╭─ SOURCE

I am enormously thankful for what I learned from Aesthetic Realism about what it means to be just to people, for it dramatically changed my life. As a boy and young man growing up in Brazil, I felt the way to take care of myself was to get ahead, have lots of money, and impress people. But as I acquired these things and more, I also began to dislike myself, and I didn't know why. I found the answer in the international periodical The Right of Aesthetic Realism to Be Known, where Eli Siegel explains: 

Aesthetic Realism says that the more we can truly like in this world, the more that is not ourselves we can see as increasing what we are, the more we know ourselves and are taking care of ourselves. 
The desire to like the world and to be fair to it, Mr. Siegel showed, is the deepest desire of every person. And I learned that every person has another desire: contempt -- “the lessening of what is different from oneself as a means of self-increase as one sees it” -- which is the most hurtful, weakening thing for a person's life. 

My inner struggle between wanting fairness and contempt took many forms. I loved reading about how people lived in other countries. When my parents gave me a book on Tyrolean architecture, I felt wonder just looking at those Alpine homes, seeing the great thickness of the exterior walls punctured by small windows, both to protect people from the severe winter cold. This was so different from the tropical homes I knew, built as open as possible to bring in cooling breezes. The massive and severe Alpine facades had colorful, delicate paintings on them. Though I didn't know it, I was liking the world through those severe but graceful, enclosed but welcoming houses. 

Yet, there were other ways I tried to take care of myself. I eagerly looked forward to bringing friends to visit my family's cocoa plantation. As the car drove down the road, and the enormous white plantation house appeared from behind the sloping grass field, I awaited my friends' expressions of amazement and got a thrill, thinking contemptuously: “Now they know how superior I am; I belong to superior people who own this plantation, and look how humble I am for not boasting about it!” 

Meantime, soon after, we would come upon stark, tiny houses, with children in front dressed in torn clothes -- children of the men whose back-breaking work paid for our mansion and the luxuries we greedily kept to ourselves.

╰─
╭─ MATERIAL SHOWN

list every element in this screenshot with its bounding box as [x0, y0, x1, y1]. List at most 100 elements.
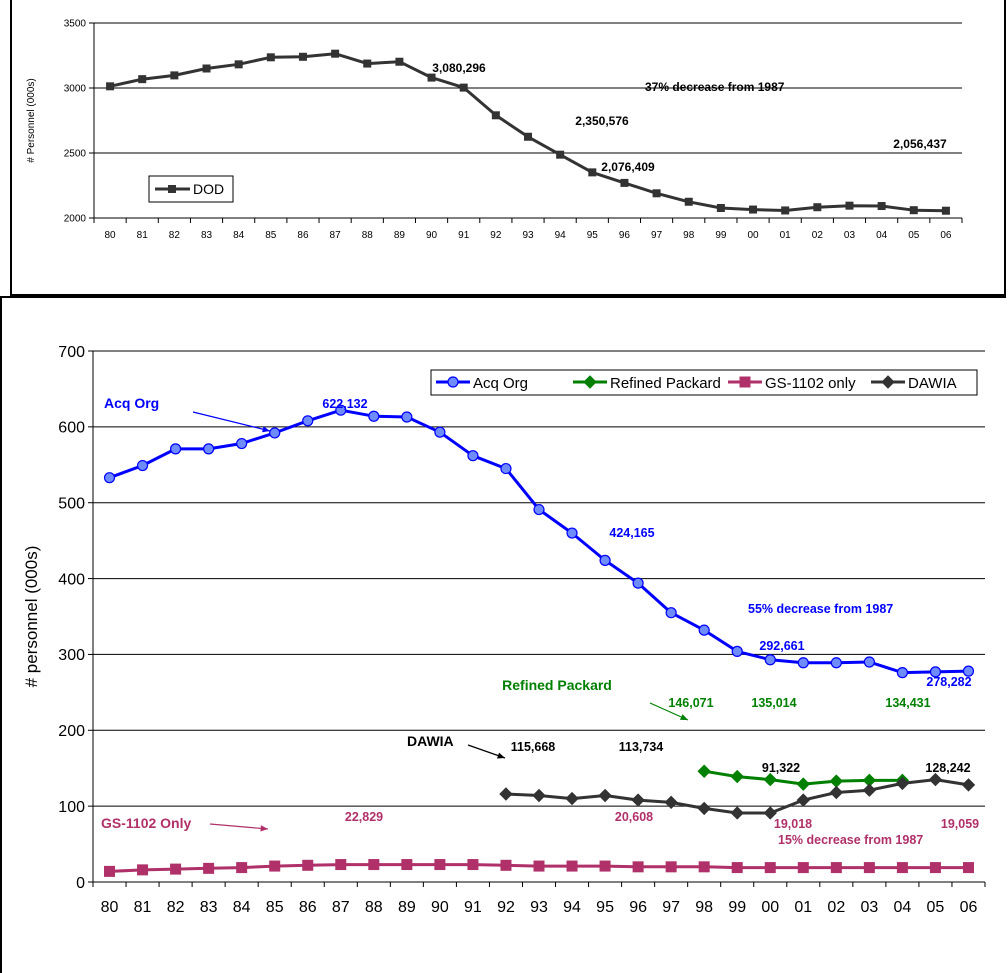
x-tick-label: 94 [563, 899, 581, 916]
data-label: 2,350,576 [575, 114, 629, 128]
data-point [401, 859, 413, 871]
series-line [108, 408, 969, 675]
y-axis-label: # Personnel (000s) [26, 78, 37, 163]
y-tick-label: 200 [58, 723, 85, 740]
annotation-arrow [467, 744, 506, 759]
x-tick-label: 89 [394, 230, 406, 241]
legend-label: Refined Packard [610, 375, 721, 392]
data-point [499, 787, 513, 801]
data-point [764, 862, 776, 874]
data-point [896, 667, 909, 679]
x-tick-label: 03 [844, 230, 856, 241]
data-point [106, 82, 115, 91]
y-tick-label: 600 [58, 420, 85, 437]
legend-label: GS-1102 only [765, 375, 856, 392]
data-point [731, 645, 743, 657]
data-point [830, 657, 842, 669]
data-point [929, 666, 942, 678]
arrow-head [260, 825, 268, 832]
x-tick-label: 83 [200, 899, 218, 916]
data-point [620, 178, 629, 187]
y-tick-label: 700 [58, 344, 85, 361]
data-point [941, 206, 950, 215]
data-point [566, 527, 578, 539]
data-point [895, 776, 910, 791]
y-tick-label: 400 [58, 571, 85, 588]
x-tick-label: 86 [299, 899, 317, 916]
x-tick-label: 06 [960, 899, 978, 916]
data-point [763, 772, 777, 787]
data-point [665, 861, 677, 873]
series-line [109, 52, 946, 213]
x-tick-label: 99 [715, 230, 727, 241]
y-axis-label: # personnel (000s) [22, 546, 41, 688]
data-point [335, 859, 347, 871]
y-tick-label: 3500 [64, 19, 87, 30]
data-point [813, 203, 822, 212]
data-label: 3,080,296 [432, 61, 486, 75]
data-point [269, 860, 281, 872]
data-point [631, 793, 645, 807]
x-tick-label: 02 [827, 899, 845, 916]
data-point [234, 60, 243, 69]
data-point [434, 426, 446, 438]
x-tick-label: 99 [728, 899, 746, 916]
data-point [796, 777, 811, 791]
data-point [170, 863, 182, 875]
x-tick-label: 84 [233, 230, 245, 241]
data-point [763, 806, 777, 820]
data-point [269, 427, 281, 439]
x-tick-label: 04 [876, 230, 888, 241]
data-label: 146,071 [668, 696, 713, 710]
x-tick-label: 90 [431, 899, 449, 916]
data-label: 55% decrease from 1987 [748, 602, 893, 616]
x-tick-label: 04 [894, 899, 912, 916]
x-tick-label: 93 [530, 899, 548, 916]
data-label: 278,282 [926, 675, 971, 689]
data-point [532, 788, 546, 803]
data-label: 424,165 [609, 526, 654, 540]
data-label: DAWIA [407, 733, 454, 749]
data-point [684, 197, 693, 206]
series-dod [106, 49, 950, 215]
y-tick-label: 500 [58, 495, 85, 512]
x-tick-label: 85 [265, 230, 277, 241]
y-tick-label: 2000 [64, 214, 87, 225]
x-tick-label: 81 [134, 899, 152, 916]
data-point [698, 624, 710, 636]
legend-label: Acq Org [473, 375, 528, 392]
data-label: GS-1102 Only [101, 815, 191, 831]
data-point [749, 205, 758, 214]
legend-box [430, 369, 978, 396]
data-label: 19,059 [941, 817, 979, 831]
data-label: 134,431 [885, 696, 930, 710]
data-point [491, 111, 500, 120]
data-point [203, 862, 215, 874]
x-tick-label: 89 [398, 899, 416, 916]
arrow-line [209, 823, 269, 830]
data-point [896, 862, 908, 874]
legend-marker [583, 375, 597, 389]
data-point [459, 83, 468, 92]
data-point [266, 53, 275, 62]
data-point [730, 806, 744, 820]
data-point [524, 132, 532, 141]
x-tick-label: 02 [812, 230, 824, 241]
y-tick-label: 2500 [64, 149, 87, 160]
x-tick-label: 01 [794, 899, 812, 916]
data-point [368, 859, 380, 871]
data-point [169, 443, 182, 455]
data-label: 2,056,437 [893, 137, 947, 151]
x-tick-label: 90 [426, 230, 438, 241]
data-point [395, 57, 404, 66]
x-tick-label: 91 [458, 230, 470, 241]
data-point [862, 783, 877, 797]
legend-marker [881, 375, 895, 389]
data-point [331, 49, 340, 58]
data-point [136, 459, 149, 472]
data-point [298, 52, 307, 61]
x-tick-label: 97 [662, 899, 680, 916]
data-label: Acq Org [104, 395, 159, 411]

╰─
╭─ MATERIAL SHOWN

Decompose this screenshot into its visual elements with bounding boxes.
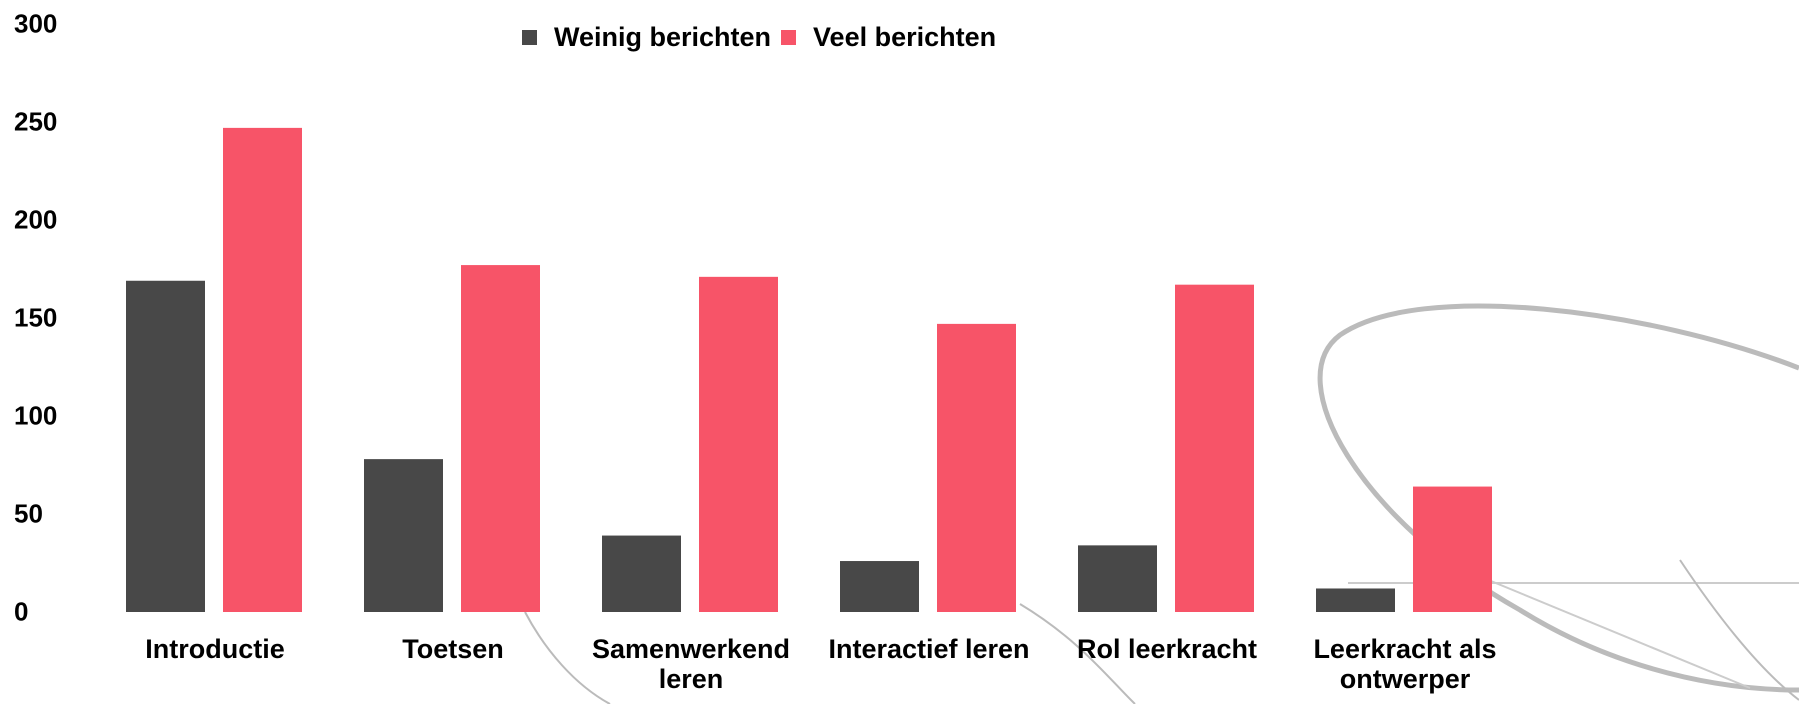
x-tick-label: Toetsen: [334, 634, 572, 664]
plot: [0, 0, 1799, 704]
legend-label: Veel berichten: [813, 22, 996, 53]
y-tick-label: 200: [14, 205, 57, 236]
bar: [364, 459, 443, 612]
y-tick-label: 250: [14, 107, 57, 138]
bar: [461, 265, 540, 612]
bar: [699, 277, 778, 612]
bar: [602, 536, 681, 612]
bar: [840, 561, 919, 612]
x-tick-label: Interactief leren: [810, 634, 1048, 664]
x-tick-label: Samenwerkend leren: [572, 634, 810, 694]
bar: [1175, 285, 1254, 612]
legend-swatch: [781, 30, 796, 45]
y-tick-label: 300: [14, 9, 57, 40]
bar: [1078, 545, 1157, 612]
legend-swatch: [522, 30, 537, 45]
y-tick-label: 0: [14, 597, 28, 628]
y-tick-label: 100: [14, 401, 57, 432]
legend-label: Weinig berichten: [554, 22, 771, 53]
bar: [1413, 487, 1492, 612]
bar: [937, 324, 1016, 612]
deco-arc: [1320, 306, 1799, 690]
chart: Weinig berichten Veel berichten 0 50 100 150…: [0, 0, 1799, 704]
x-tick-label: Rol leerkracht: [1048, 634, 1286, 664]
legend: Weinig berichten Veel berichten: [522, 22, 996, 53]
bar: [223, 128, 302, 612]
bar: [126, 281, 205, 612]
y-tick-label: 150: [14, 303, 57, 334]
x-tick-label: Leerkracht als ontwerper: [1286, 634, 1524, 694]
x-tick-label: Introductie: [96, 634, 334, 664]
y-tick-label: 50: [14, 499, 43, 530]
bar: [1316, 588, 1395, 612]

╰─

▶ _TASKS TO CARRY OUT_:
1. In the text about Aesthetic Realism, what did the writer's parents give as a gift?
2. Rewrite the rows beginning with the row that contains "x-tick-label: 94 [563, 899, 581, 916]" and continuing through the row that contains "arrow-head [260, 825, 268, 832]", changing every "data-point" to "marker" and leaving everything else as it is.

▶ _WORKED SOLUTIONS_:
1. A book on Tyrolean architecture.

2.
x-tick-label: 94 [563, 899, 581, 916]
data-label: 2,350,576 [575, 114, 629, 128]
marker [401, 859, 413, 871]
series-line [108, 408, 969, 675]
y-axis-label: # Personnel (000s) [26, 78, 37, 163]
y-tick-label: 200 [58, 723, 85, 740]
annotation-arrow [467, 744, 506, 759]
x-tick-label: 89 [394, 230, 406, 241]
legend-label: Refined Packard [610, 375, 721, 392]
marker [499, 787, 513, 801]
marker [764, 862, 776, 874]
marker [896, 667, 909, 679]
x-tick-label: 03 [844, 230, 856, 241]
marker [106, 82, 115, 91]
y-tick-label: 600 [58, 420, 85, 437]
legend-label: GS-1102 only [765, 375, 856, 392]
marker [731, 645, 743, 657]
marker [830, 657, 842, 669]
marker [929, 666, 942, 678]
arrow-head [260, 825, 268, 832]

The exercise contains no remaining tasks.